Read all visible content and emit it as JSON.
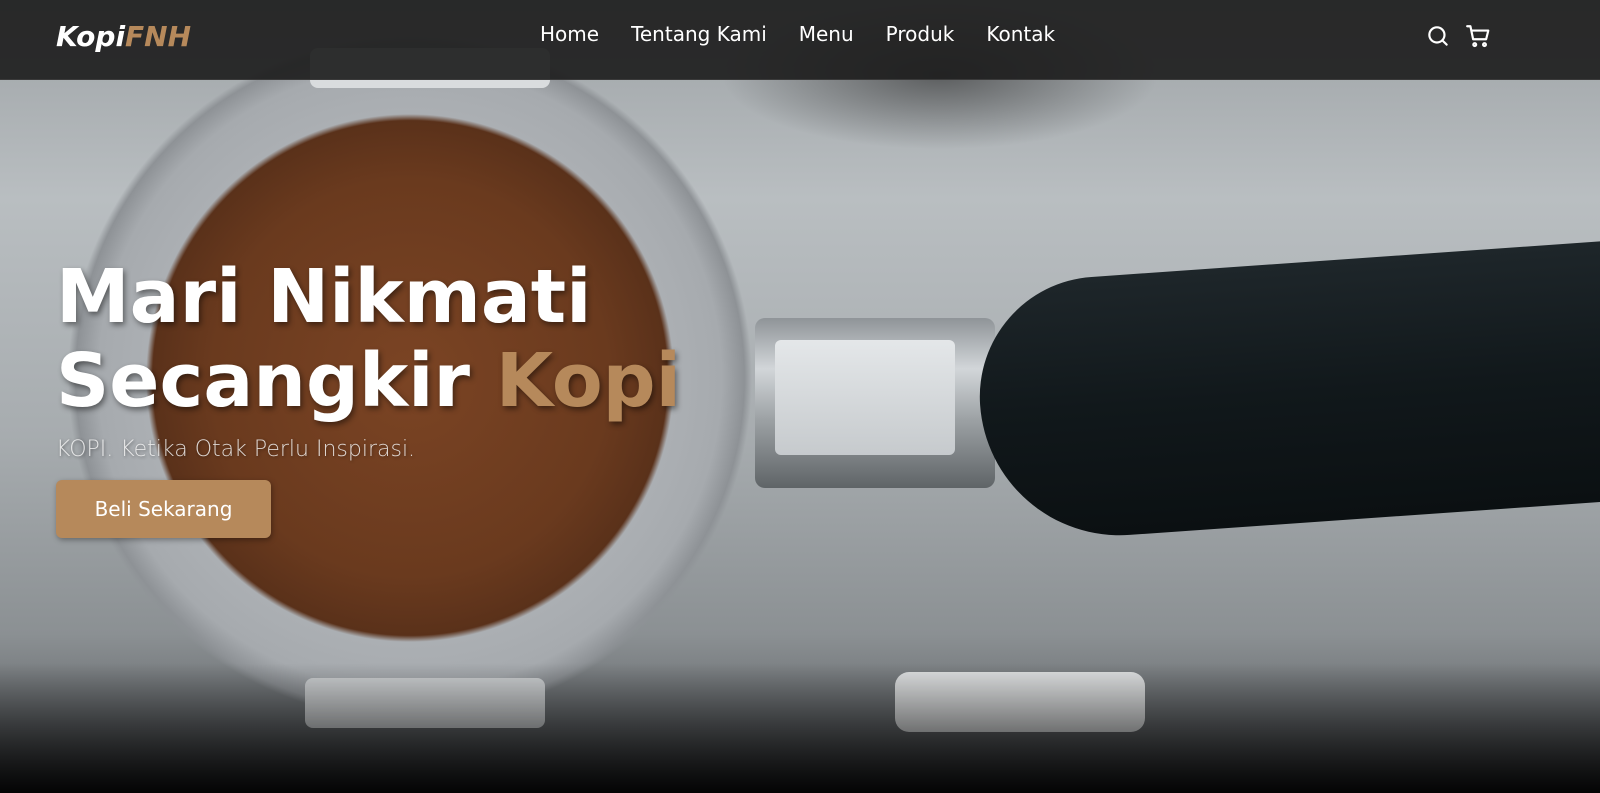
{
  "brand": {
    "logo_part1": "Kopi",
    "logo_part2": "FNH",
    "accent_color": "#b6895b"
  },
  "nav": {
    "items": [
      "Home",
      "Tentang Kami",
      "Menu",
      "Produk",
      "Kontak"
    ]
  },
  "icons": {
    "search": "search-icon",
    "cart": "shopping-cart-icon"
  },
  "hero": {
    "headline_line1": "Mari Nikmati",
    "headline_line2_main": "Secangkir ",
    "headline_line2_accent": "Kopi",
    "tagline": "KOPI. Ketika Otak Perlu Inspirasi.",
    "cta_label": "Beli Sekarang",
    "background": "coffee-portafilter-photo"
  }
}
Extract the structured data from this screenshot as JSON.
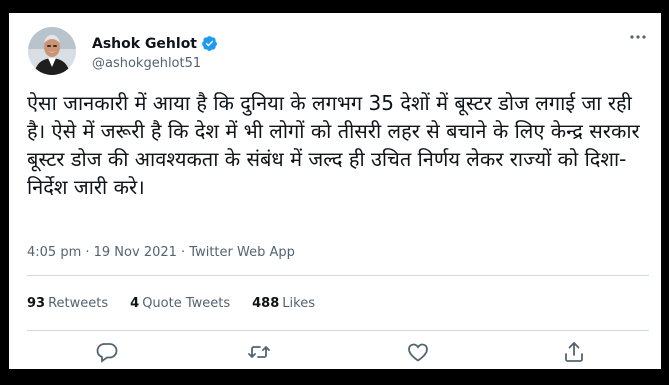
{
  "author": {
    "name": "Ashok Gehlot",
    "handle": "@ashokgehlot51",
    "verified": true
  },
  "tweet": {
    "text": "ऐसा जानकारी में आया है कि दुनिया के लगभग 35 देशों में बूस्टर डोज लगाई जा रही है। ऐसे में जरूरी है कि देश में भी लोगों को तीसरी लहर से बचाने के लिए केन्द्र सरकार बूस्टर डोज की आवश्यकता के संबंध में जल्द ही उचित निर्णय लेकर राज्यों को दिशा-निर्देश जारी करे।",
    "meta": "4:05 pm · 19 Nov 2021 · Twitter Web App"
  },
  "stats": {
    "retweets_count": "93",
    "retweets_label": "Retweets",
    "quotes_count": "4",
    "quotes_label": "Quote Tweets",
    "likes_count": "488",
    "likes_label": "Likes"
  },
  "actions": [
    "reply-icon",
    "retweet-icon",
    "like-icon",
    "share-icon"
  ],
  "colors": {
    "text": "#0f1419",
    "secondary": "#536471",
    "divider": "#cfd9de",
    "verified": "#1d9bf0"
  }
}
++++++++++++++++++++
*To be done*: Copy the entries above faithfully and omit every image.

*Exercise response*:
Read all visible content and emit it as JSON.
{
  "brand": {
    "logo_part1": "Kopi",
    "logo_part2": "FNH",
    "accent_color": "#b6895b"
  },
  "nav": {
    "items": [
      "Home",
      "Tentang Kami",
      "Menu",
      "Produk",
      "Kontak"
    ]
  },
  "icons": {
    "search": "search-icon",
    "cart": "shopping-cart-icon"
  },
  "hero": {
    "headline_line1": "Mari Nikmati",
    "headline_line2_main": "Secangkir ",
    "headline_line2_accent": "Kopi",
    "tagline": "KOPI. Ketika Otak Perlu Inspirasi.",
    "cta_label": "Beli Sekarang",
    "background": "coffee-portafilter-photo"
  }
}
Extract the structured data from this screenshot as JSON.
{
  "author": {
    "name": "Ashok Gehlot",
    "handle": "@ashokgehlot51",
    "verified": true
  },
  "tweet": {
    "text": "ऐसा जानकारी में आया है कि दुनिया के लगभग 35 देशों में बूस्टर डोज लगाई जा रही है। ऐसे में जरूरी है कि देश में भी लोगों को तीसरी लहर से बचाने के लिए केन्द्र सरकार बूस्टर डोज की आवश्यकता के संबंध में जल्द ही उचित निर्णय लेकर राज्यों को दिशा-निर्देश जारी करे।",
    "meta": "4:05 pm · 19 Nov 2021 · Twitter Web App"
  },
  "stats": {
    "retweets_count": "93",
    "retweets_label": "Retweets",
    "quotes_count": "4",
    "quotes_label": "Quote Tweets",
    "likes_count": "488",
    "likes_label": "Likes"
  },
  "actions": [
    "reply-icon",
    "retweet-icon",
    "like-icon",
    "share-icon"
  ],
  "colors": {
    "text": "#0f1419",
    "secondary": "#536471",
    "divider": "#cfd9de",
    "verified": "#1d9bf0"
  }
}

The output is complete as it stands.